### What is required
Lines holding the string "text" are the ones to copy; find them all in the data.

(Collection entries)

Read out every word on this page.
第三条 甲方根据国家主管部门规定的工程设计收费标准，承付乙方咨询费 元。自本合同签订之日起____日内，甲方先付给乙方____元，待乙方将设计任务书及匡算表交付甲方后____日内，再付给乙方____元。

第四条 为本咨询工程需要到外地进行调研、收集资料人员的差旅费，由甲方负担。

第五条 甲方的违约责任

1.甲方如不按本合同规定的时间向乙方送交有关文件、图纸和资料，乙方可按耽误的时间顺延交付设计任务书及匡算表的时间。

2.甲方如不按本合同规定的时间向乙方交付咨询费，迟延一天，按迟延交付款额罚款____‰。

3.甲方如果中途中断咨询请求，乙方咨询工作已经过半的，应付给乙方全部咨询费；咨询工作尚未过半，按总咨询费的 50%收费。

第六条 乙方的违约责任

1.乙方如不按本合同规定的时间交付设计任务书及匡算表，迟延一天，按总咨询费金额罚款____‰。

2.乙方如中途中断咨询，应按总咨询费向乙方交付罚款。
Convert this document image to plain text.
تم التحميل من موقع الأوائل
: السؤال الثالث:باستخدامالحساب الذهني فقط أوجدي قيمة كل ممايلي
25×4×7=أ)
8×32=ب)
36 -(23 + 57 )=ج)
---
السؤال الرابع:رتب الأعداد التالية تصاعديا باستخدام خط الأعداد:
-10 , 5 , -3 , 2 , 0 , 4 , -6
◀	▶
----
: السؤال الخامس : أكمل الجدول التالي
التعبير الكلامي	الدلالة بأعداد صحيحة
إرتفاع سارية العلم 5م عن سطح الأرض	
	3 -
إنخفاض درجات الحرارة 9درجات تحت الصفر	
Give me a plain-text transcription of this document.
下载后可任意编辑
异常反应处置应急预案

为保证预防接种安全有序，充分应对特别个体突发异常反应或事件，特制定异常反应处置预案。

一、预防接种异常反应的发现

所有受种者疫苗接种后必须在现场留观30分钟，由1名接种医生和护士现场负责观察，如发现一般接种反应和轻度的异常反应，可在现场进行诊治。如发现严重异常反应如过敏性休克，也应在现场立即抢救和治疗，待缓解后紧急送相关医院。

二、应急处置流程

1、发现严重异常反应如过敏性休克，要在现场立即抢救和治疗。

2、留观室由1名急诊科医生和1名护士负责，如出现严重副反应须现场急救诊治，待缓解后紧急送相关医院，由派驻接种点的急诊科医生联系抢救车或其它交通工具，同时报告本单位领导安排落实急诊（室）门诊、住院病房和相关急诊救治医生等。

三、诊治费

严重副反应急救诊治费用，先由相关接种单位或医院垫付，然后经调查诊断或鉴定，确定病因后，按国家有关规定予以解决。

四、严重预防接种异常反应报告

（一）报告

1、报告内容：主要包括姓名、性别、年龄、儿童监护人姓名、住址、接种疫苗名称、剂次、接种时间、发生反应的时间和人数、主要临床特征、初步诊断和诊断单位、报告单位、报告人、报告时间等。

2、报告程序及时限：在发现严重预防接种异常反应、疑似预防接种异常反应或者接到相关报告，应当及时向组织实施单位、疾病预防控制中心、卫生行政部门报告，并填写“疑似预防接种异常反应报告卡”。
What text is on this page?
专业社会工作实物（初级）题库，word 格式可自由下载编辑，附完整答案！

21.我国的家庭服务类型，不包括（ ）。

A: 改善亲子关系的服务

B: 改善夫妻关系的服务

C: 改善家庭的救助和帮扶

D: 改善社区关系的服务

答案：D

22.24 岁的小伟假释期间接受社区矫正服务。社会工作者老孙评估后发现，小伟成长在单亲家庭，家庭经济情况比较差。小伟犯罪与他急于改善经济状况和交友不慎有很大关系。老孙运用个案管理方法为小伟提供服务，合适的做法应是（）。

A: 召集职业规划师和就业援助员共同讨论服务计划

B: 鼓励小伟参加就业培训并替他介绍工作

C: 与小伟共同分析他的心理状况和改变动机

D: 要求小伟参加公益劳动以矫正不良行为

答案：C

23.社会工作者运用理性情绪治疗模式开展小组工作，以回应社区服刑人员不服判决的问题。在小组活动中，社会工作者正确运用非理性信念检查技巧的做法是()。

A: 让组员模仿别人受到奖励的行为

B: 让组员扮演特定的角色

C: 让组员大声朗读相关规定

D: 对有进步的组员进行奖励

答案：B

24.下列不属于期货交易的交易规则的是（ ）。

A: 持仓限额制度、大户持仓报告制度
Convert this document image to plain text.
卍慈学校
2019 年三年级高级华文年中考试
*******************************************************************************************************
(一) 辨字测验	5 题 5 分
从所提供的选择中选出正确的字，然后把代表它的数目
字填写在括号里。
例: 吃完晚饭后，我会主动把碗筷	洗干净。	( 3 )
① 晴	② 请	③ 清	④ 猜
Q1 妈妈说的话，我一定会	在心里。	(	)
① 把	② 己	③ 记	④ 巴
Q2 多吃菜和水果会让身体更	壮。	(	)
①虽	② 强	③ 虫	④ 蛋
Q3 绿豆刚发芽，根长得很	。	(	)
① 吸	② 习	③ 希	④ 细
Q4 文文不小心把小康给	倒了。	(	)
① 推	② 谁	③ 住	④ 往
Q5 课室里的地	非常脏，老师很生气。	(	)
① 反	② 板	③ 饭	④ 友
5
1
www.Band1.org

### Exercise response
Convert this document image to plain text.
Give me a plain-text transcription of this document.
What text is on this page?
Convert this document image to plain text.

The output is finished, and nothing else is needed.